** BEGIN **
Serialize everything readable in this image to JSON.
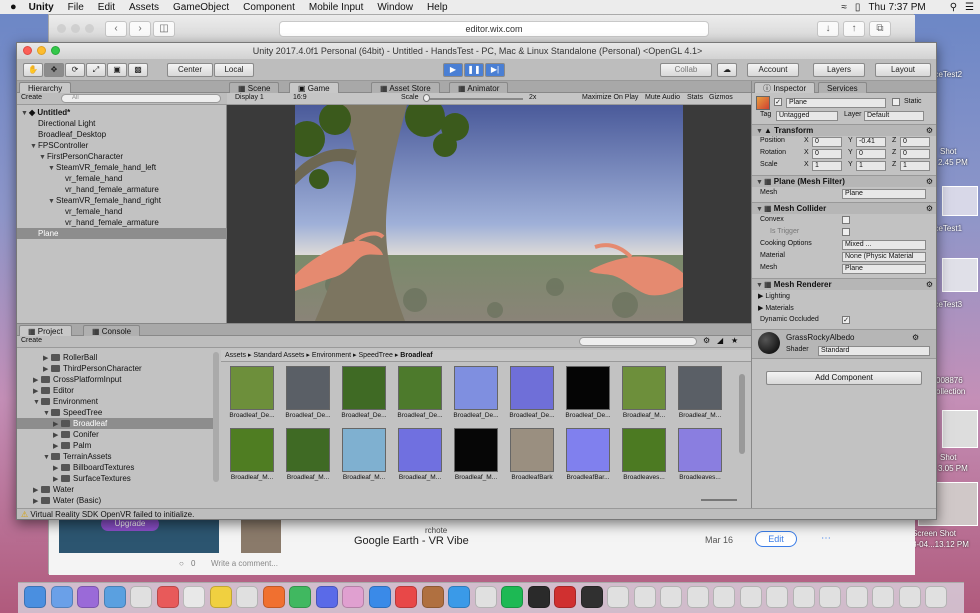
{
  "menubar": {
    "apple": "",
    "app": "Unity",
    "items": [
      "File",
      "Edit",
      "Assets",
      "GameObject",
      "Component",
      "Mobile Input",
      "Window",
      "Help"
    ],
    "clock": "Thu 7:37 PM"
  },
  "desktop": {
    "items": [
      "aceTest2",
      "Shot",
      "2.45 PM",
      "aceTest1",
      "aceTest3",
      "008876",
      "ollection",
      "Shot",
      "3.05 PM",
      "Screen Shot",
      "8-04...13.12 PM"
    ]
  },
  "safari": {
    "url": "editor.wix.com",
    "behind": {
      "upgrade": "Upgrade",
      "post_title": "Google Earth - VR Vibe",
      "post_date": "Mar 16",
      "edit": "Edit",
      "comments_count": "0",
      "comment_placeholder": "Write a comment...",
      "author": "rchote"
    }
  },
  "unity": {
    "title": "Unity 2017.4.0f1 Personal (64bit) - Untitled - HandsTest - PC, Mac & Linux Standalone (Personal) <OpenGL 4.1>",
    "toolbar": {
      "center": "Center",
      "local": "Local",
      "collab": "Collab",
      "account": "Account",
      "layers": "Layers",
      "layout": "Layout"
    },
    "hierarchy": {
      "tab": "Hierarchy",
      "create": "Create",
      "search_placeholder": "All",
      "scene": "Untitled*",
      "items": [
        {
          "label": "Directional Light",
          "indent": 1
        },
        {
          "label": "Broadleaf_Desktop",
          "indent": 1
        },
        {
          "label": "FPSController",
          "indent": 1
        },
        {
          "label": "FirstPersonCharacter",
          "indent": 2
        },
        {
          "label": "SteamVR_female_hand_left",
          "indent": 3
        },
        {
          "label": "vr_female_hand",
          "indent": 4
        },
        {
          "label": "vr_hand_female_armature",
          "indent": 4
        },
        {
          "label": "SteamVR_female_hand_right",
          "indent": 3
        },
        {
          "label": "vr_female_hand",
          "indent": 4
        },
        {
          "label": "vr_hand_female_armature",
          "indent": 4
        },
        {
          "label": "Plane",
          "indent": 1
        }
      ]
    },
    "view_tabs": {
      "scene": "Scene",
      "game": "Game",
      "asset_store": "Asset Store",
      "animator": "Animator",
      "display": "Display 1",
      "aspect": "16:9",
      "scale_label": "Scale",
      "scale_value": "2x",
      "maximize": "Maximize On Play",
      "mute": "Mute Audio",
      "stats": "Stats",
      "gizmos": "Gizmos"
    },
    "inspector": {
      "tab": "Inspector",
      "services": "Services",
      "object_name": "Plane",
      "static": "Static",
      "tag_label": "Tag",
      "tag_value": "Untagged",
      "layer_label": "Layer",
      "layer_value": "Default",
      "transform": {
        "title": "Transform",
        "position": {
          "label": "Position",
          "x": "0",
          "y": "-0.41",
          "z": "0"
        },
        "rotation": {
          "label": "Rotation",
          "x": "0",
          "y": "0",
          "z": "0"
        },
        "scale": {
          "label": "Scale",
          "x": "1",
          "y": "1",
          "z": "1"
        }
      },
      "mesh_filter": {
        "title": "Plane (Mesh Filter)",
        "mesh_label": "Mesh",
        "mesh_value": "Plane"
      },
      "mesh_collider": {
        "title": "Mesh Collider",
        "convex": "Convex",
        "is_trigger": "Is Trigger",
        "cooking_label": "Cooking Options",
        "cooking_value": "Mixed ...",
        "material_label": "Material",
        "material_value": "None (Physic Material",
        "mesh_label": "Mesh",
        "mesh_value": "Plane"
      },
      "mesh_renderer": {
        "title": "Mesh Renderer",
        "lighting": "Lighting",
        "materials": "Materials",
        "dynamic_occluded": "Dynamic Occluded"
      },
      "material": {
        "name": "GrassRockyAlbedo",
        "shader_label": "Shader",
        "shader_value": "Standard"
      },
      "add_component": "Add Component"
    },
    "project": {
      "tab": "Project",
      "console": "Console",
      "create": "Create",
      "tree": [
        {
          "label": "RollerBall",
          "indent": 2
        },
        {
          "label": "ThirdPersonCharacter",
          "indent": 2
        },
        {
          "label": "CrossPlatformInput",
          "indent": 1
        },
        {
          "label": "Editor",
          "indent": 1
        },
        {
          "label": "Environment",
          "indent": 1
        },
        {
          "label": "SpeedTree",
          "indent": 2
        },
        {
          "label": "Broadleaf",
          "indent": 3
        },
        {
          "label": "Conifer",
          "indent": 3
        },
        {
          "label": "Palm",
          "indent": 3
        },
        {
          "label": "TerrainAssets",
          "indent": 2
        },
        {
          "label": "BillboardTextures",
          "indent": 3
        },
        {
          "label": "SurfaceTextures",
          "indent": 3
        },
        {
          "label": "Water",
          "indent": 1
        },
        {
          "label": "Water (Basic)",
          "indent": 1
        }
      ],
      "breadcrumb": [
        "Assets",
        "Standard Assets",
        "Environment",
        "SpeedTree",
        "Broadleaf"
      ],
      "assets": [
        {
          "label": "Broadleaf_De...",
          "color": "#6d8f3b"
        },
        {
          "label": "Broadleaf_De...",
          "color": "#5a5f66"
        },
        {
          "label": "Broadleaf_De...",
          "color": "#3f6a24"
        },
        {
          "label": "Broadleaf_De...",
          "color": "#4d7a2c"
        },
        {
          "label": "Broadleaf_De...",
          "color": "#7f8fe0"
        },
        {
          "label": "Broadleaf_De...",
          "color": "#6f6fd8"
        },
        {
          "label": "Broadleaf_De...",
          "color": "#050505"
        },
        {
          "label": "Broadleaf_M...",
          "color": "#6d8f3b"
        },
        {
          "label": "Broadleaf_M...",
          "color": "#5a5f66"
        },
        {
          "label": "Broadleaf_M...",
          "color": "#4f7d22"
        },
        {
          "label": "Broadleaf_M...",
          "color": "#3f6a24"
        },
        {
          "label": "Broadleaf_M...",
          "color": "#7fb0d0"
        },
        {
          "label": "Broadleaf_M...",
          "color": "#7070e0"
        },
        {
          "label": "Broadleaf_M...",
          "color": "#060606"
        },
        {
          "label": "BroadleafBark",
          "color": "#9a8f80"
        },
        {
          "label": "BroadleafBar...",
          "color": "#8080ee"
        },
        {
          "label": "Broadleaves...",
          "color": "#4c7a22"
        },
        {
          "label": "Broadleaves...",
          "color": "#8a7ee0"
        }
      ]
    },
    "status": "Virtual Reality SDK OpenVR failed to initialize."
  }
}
** END **
- [What you are asked to do]: Reproduce the full listing faithfully, but do not carry over any pictures.

- [Result of the task]:
Serialize everything readable in this image to JSON.
{
  "menubar": {
    "apple": "",
    "app": "Unity",
    "items": [
      "File",
      "Edit",
      "Assets",
      "GameObject",
      "Component",
      "Mobile Input",
      "Window",
      "Help"
    ],
    "clock": "Thu 7:37 PM"
  },
  "desktop": {
    "items": [
      "aceTest2",
      "Shot",
      "2.45 PM",
      "aceTest1",
      "aceTest3",
      "008876",
      "ollection",
      "Shot",
      "3.05 PM",
      "Screen Shot",
      "8-04...13.12 PM"
    ]
  },
  "safari": {
    "url": "editor.wix.com",
    "behind": {
      "upgrade": "Upgrade",
      "post_title": "Google Earth - VR Vibe",
      "post_date": "Mar 16",
      "edit": "Edit",
      "comments_count": "0",
      "comment_placeholder": "Write a comment...",
      "author": "rchote"
    }
  },
  "unity": {
    "title": "Unity 2017.4.0f1 Personal (64bit) - Untitled - HandsTest - PC, Mac & Linux Standalone (Personal) <OpenGL 4.1>",
    "toolbar": {
      "center": "Center",
      "local": "Local",
      "collab": "Collab",
      "account": "Account",
      "layers": "Layers",
      "layout": "Layout"
    },
    "hierarchy": {
      "tab": "Hierarchy",
      "create": "Create",
      "search_placeholder": "All",
      "scene": "Untitled*",
      "items": [
        {
          "label": "Directional Light",
          "indent": 1
        },
        {
          "label": "Broadleaf_Desktop",
          "indent": 1
        },
        {
          "label": "FPSController",
          "indent": 1
        },
        {
          "label": "FirstPersonCharacter",
          "indent": 2
        },
        {
          "label": "SteamVR_female_hand_left",
          "indent": 3
        },
        {
          "label": "vr_female_hand",
          "indent": 4
        },
        {
          "label": "vr_hand_female_armature",
          "indent": 4
        },
        {
          "label": "SteamVR_female_hand_right",
          "indent": 3
        },
        {
          "label": "vr_female_hand",
          "indent": 4
        },
        {
          "label": "vr_hand_female_armature",
          "indent": 4
        },
        {
          "label": "Plane",
          "indent": 1
        }
      ]
    },
    "view_tabs": {
      "scene": "Scene",
      "game": "Game",
      "asset_store": "Asset Store",
      "animator": "Animator",
      "display": "Display 1",
      "aspect": "16:9",
      "scale_label": "Scale",
      "scale_value": "2x",
      "maximize": "Maximize On Play",
      "mute": "Mute Audio",
      "stats": "Stats",
      "gizmos": "Gizmos"
    },
    "inspector": {
      "tab": "Inspector",
      "services": "Services",
      "object_name": "Plane",
      "static": "Static",
      "tag_label": "Tag",
      "tag_value": "Untagged",
      "layer_label": "Layer",
      "layer_value": "Default",
      "transform": {
        "title": "Transform",
        "position": {
          "label": "Position",
          "x": "0",
          "y": "-0.41",
          "z": "0"
        },
        "rotation": {
          "label": "Rotation",
          "x": "0",
          "y": "0",
          "z": "0"
        },
        "scale": {
          "label": "Scale",
          "x": "1",
          "y": "1",
          "z": "1"
        }
      },
      "mesh_filter": {
        "title": "Plane (Mesh Filter)",
        "mesh_label": "Mesh",
        "mesh_value": "Plane"
      },
      "mesh_collider": {
        "title": "Mesh Collider",
        "convex": "Convex",
        "is_trigger": "Is Trigger",
        "cooking_label": "Cooking Options",
        "cooking_value": "Mixed ...",
        "material_label": "Material",
        "material_value": "None (Physic Material",
        "mesh_label": "Mesh",
        "mesh_value": "Plane"
      },
      "mesh_renderer": {
        "title": "Mesh Renderer",
        "lighting": "Lighting",
        "materials": "Materials",
        "dynamic_occluded": "Dynamic Occluded"
      },
      "material": {
        "name": "GrassRockyAlbedo",
        "shader_label": "Shader",
        "shader_value": "Standard"
      },
      "add_component": "Add Component"
    },
    "project": {
      "tab": "Project",
      "console": "Console",
      "create": "Create",
      "tree": [
        {
          "label": "RollerBall",
          "indent": 2
        },
        {
          "label": "ThirdPersonCharacter",
          "indent": 2
        },
        {
          "label": "CrossPlatformInput",
          "indent": 1
        },
        {
          "label": "Editor",
          "indent": 1
        },
        {
          "label": "Environment",
          "indent": 1
        },
        {
          "label": "SpeedTree",
          "indent": 2
        },
        {
          "label": "Broadleaf",
          "indent": 3
        },
        {
          "label": "Conifer",
          "indent": 3
        },
        {
          "label": "Palm",
          "indent": 3
        },
        {
          "label": "TerrainAssets",
          "indent": 2
        },
        {
          "label": "BillboardTextures",
          "indent": 3
        },
        {
          "label": "SurfaceTextures",
          "indent": 3
        },
        {
          "label": "Water",
          "indent": 1
        },
        {
          "label": "Water (Basic)",
          "indent": 1
        }
      ],
      "breadcrumb": [
        "Assets",
        "Standard Assets",
        "Environment",
        "SpeedTree",
        "Broadleaf"
      ],
      "assets": [
        {
          "label": "Broadleaf_De...",
          "color": "#6d8f3b"
        },
        {
          "label": "Broadleaf_De...",
          "color": "#5a5f66"
        },
        {
          "label": "Broadleaf_De...",
          "color": "#3f6a24"
        },
        {
          "label": "Broadleaf_De...",
          "color": "#4d7a2c"
        },
        {
          "label": "Broadleaf_De...",
          "color": "#7f8fe0"
        },
        {
          "label": "Broadleaf_De...",
          "color": "#6f6fd8"
        },
        {
          "label": "Broadleaf_De...",
          "color": "#050505"
        },
        {
          "label": "Broadleaf_M...",
          "color": "#6d8f3b"
        },
        {
          "label": "Broadleaf_M...",
          "color": "#5a5f66"
        },
        {
          "label": "Broadleaf_M...",
          "color": "#4f7d22"
        },
        {
          "label": "Broadleaf_M...",
          "color": "#3f6a24"
        },
        {
          "label": "Broadleaf_M...",
          "color": "#7fb0d0"
        },
        {
          "label": "Broadleaf_M...",
          "color": "#7070e0"
        },
        {
          "label": "Broadleaf_M...",
          "color": "#060606"
        },
        {
          "label": "BroadleafBark",
          "color": "#9a8f80"
        },
        {
          "label": "BroadleafBar...",
          "color": "#8080ee"
        },
        {
          "label": "Broadleaves...",
          "color": "#4c7a22"
        },
        {
          "label": "Broadleaves...",
          "color": "#8a7ee0"
        }
      ]
    },
    "status": "Virtual Reality SDK OpenVR failed to initialize."
  }
}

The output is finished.